#### Prompt 1:
Copy out, unchanged, the lines of the records from the line that contains "page-title: Совместимость [40, 197, 553, 271]" through the line that contains "back-label: Назад [56, 118, 154, 156]".

#### Text segment:

▼

Wednesday, January 14, 2009


Whenever there is conflict and an impending church split, there is also a lot of dialogue about forgiveness and praying for one's enemy. I'm not saying that there are enemies in our situation, but that's often the language used.

What I have observed is that forgiveness often takes on the form of the passive acceptance I discussed yesterday. I don't think that's healthy, and I definitely don't believe that's what God had in mind when he discussed forgiveness. It's much more active. As many people say, forgiveness is not a feeling, it's a decision. There is absolute truth to that.

However, as I said that Christian often simplify our psychological states, forgiveness is not as simple as a decision. There are intense emotions involved, positive and negative, and they need to be addressed. Ev Worthington is a specialist in forgiveness research, particularly within Christianity (he's a Christian himself). One of the things he mentioned is that it can be damaging to the person to forgive too soon... or too late. There is a delicate balance and timing.

▲

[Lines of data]
▼

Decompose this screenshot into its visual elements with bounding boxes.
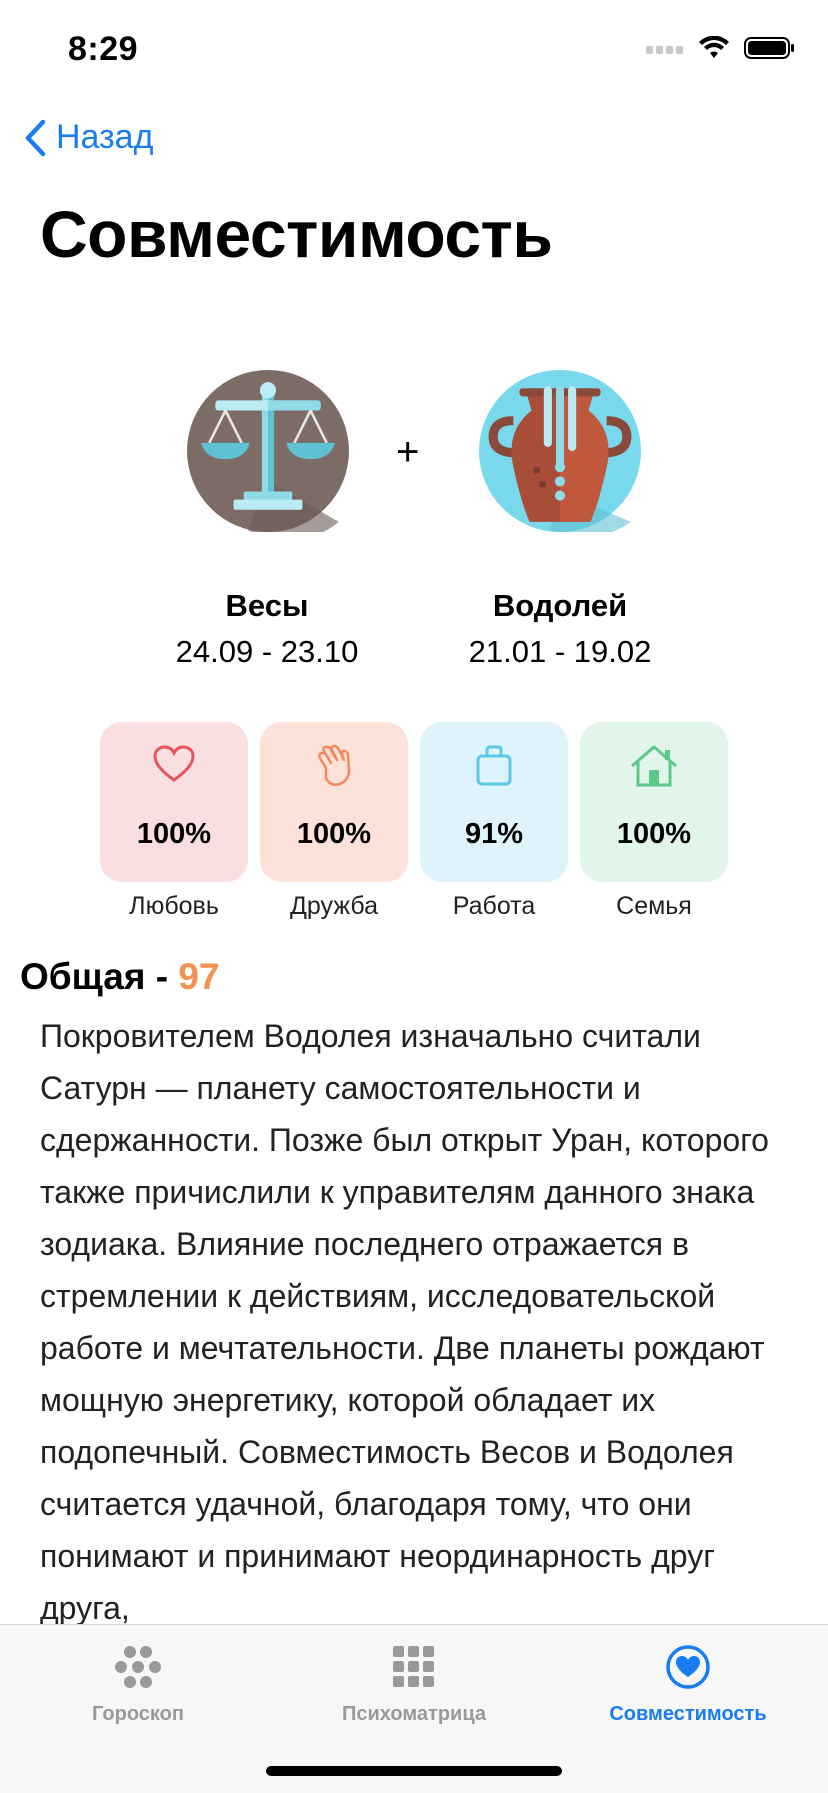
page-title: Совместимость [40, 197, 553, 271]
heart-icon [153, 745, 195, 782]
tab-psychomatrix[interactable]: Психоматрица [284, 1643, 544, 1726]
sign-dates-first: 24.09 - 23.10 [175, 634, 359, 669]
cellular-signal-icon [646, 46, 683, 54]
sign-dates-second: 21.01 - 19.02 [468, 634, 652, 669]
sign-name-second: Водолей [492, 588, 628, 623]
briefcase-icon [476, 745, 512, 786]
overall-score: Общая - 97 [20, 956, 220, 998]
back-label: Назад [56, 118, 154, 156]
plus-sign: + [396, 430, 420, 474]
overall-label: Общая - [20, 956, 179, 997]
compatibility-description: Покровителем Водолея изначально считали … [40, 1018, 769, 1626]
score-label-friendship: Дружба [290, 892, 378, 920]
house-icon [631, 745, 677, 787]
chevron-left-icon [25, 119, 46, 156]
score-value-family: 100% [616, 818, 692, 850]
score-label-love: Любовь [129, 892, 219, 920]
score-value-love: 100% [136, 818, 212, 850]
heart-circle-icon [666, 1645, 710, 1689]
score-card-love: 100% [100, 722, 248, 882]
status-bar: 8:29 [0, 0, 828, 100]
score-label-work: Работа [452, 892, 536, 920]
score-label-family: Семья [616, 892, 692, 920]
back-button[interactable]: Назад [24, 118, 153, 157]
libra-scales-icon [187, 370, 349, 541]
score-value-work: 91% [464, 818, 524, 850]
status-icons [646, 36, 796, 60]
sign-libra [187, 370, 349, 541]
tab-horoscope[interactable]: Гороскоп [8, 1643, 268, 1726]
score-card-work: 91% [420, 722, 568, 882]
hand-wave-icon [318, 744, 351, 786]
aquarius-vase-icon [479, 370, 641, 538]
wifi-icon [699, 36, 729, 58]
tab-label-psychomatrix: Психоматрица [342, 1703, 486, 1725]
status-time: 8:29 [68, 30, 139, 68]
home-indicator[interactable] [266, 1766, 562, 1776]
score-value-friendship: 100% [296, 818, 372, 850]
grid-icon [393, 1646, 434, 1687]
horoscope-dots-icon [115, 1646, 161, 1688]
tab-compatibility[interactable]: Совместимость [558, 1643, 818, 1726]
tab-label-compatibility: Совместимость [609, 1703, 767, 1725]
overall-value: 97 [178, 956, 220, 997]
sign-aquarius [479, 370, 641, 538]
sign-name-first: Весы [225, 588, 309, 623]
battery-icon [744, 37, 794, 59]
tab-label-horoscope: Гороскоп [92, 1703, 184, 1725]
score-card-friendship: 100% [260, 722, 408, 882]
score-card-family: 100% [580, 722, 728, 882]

▲
▼

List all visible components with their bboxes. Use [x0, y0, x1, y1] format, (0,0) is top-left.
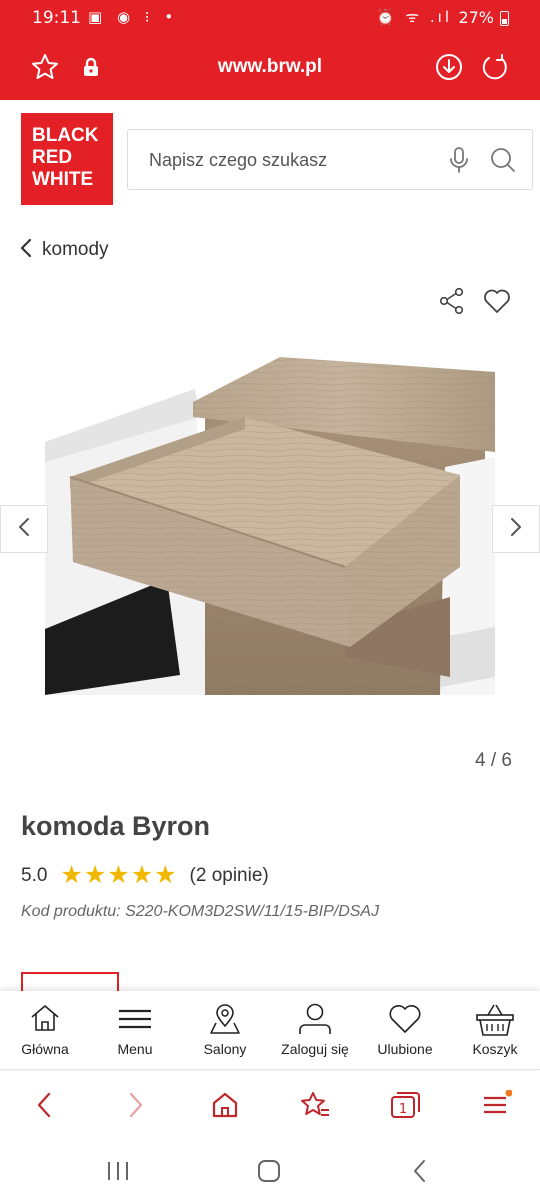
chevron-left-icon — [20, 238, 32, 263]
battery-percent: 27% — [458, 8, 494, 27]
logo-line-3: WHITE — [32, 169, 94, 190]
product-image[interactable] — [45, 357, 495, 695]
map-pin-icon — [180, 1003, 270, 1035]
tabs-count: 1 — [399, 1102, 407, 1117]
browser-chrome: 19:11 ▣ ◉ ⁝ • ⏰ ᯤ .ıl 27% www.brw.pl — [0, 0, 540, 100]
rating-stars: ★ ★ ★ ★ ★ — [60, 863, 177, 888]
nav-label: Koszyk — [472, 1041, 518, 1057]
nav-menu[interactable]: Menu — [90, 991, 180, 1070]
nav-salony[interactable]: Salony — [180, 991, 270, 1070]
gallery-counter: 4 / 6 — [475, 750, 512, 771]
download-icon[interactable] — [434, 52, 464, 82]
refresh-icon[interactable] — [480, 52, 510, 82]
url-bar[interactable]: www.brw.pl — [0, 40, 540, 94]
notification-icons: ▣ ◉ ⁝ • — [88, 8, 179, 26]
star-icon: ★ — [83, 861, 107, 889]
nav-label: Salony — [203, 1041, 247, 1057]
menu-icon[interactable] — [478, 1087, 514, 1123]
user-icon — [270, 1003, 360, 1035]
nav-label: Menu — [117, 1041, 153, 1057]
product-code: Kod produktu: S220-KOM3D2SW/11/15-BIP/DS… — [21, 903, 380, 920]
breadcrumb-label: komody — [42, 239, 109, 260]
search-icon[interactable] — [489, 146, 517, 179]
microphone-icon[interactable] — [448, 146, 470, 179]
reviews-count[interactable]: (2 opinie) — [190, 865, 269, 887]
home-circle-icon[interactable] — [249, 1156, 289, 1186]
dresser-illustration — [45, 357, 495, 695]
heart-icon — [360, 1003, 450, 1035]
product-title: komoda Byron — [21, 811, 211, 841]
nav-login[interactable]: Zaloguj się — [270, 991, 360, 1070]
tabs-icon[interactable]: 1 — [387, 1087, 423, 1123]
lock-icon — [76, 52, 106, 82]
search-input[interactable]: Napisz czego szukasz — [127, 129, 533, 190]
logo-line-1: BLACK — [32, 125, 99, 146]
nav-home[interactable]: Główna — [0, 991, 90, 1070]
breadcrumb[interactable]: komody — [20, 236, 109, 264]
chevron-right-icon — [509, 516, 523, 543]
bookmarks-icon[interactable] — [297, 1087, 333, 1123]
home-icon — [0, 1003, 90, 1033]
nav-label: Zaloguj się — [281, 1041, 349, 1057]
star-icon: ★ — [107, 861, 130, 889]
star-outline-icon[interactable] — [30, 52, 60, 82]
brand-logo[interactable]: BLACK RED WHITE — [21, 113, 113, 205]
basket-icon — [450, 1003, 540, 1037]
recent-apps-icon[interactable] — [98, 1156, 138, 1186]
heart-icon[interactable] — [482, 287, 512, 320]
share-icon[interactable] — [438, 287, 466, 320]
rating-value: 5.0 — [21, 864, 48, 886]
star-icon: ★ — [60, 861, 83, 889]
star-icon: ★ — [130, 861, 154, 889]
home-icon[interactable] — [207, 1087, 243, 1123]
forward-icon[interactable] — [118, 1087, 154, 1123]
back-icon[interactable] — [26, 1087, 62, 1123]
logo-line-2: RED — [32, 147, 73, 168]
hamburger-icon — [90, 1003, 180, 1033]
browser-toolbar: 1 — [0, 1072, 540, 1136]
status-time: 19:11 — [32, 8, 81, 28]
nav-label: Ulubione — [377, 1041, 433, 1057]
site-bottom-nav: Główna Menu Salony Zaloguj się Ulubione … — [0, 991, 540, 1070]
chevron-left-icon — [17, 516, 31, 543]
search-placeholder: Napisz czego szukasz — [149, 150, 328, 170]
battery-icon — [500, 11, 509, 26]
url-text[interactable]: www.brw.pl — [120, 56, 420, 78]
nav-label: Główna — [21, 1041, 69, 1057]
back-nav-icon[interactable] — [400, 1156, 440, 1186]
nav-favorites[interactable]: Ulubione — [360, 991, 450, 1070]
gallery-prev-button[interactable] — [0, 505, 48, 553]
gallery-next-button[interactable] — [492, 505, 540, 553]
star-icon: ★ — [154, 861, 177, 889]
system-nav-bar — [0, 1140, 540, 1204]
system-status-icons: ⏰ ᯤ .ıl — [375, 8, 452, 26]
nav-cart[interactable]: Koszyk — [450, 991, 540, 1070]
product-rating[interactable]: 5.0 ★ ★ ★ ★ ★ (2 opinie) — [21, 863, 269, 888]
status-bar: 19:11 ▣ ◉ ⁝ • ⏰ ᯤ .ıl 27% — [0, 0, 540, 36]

▲

#### Prompt 2:
Decide whether each statement agrees with the post on forgiveness. Answer yes or no, and quote the deciding words of the post. (a) The writer sees truth in the saying that forgiveness is a decision rather than a feeling. (b) The writer says there are enemies in the writer's own situation. (c) Forgiving too soon can harm the person who forgives.

#### Written answer 1:
page-title: Совместимость [40, 197, 553, 271]
heart-icon [153, 745, 195, 782]
tab-psychomatrix[interactable]: Психоматрица [284, 1643, 544, 1726]
sign-dates-first: 24.09 - 23.10 [175, 634, 359, 669]
cellular-signal-icon [646, 46, 683, 54]
sign-dates-second: 21.01 - 19.02 [468, 634, 652, 669]
sign-name-second: Водолей [492, 588, 628, 623]
briefcase-icon [476, 745, 512, 786]
overall-score: Общая - 97 [20, 956, 220, 998]
back-label: Назад [56, 118, 154, 156]

#### Written answer 2:
(a) Yes: "There is absolute truth to that."
(b) No: "I'm not saying that there are enemies in our situation"
(c) Yes: "it can be damaging to the person to forgive too soon... or too late."